■ Set task ■
Review the lines that follow and copy each one that contains the word "through".

****

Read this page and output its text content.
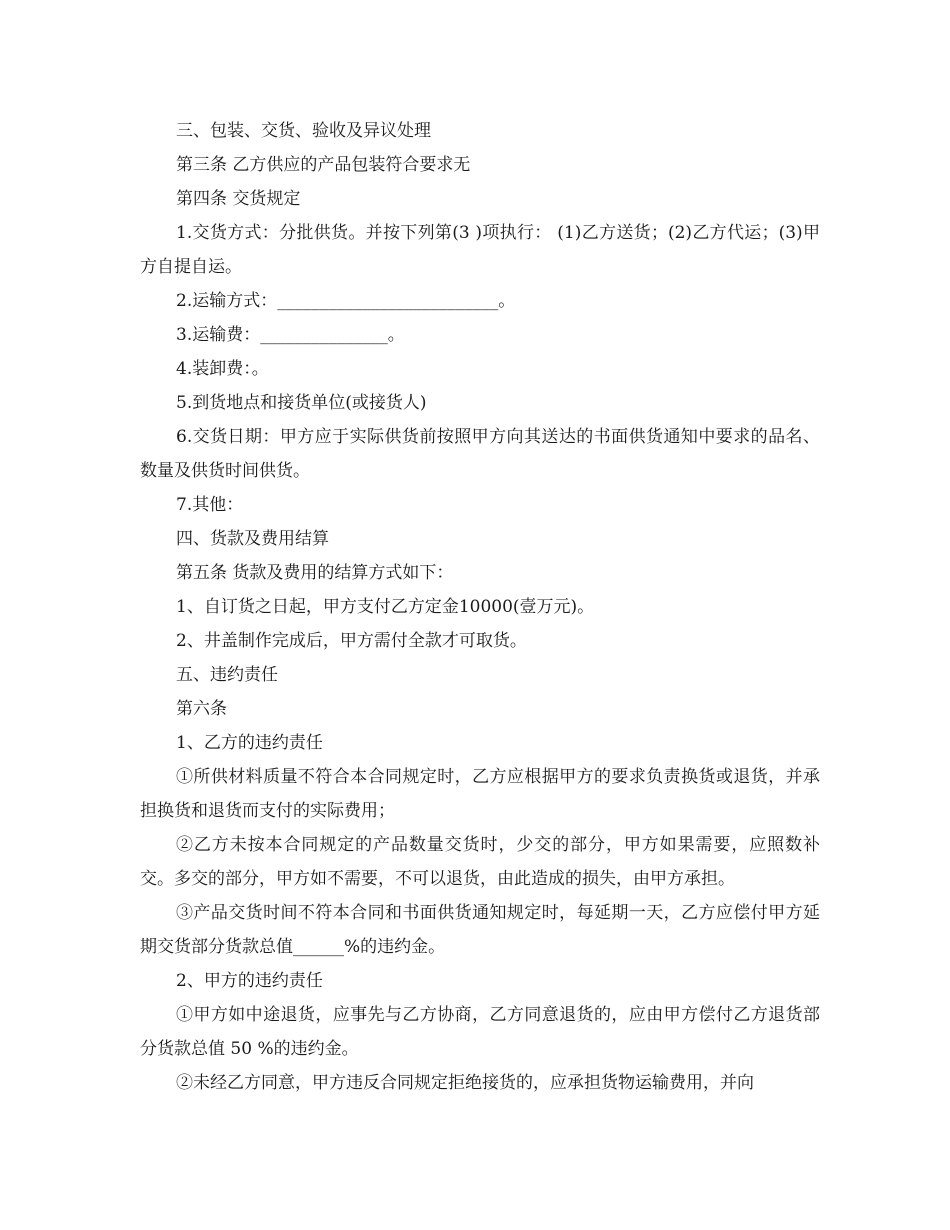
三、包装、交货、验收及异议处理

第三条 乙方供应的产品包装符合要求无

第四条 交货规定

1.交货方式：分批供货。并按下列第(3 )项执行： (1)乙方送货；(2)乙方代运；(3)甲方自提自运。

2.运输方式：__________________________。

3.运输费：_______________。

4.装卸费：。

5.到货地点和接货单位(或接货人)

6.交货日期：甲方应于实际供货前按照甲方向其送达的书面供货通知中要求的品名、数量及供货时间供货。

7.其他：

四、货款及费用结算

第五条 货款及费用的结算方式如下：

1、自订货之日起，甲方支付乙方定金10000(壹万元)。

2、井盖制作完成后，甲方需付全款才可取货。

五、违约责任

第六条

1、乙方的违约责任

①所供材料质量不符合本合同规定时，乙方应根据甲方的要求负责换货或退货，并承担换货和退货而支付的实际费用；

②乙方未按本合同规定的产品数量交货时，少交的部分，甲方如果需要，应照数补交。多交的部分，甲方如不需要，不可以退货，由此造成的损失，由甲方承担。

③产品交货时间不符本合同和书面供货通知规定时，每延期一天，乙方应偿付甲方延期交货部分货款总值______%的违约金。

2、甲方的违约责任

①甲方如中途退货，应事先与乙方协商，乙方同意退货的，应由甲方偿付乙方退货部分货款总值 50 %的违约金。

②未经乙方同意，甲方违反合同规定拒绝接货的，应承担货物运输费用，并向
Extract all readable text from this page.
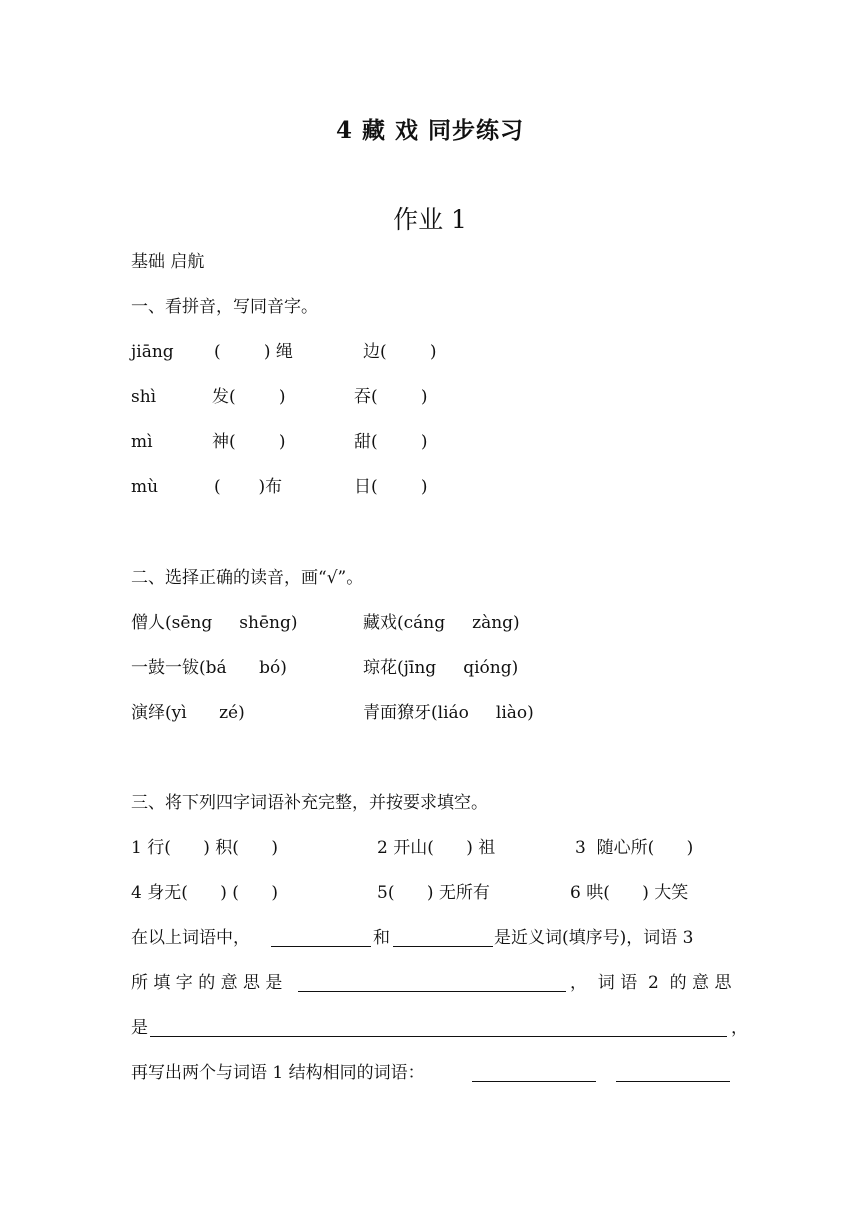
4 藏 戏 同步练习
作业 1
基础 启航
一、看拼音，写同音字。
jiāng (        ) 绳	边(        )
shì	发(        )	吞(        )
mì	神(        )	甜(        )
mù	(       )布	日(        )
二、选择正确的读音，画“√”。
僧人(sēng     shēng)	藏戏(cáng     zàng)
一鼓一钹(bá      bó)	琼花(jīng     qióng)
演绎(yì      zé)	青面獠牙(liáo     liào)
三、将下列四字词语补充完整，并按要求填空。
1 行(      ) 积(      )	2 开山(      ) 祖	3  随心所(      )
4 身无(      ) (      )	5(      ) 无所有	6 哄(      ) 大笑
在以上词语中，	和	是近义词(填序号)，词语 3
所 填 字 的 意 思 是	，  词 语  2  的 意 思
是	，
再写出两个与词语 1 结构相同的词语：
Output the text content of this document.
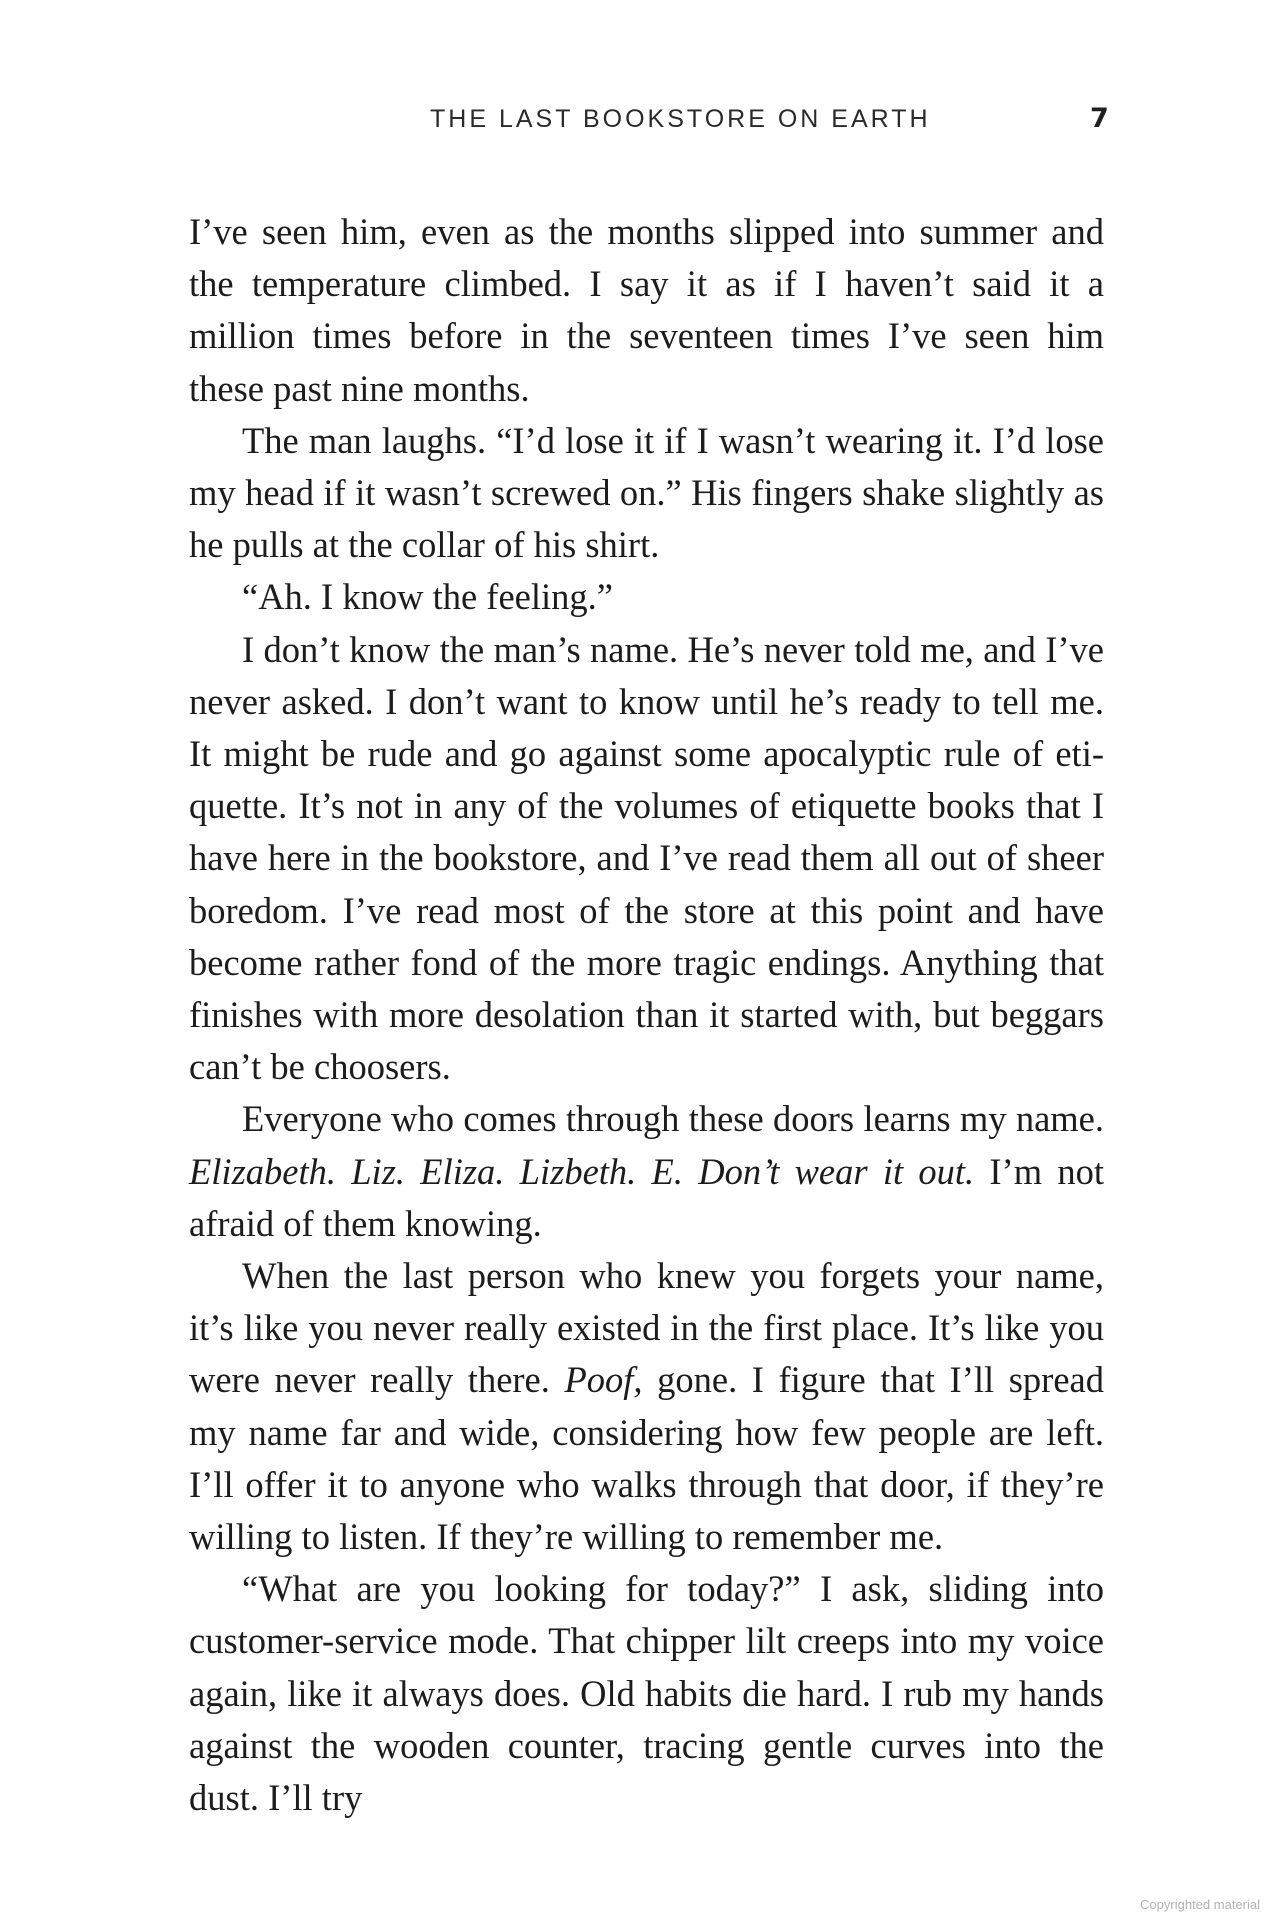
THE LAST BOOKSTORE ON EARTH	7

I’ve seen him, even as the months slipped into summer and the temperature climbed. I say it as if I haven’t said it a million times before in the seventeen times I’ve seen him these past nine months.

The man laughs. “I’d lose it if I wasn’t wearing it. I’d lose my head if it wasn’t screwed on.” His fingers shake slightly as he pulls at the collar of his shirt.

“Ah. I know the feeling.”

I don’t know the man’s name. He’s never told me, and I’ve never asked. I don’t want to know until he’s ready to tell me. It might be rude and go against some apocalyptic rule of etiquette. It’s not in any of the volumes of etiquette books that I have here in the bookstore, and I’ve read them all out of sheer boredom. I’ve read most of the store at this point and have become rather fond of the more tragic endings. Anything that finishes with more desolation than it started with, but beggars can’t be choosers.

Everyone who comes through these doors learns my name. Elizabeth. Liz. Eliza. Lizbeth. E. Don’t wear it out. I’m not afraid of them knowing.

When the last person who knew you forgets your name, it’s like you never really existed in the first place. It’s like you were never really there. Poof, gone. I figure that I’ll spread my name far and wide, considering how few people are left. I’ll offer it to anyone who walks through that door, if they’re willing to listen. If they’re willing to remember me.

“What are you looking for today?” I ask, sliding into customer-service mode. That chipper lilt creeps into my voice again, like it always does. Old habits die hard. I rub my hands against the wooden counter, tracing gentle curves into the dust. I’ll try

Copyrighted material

****

■ Solution ■
Everyone who comes through these doors learns my name. Elizabeth. Liz. Eliza. Lizbeth. E. Don’t wear it out. I’m not afraid of them knowing.
When the last person who knew you forgets your name, it’s like you never really existed in the first place. It’s like you were never really there. Poof, gone. I figure that I’ll spread my name far and wide, considering how few people are left. I’ll offer it to anyone who walks through that door, if they’re willing to listen. If they’re willing to remember me.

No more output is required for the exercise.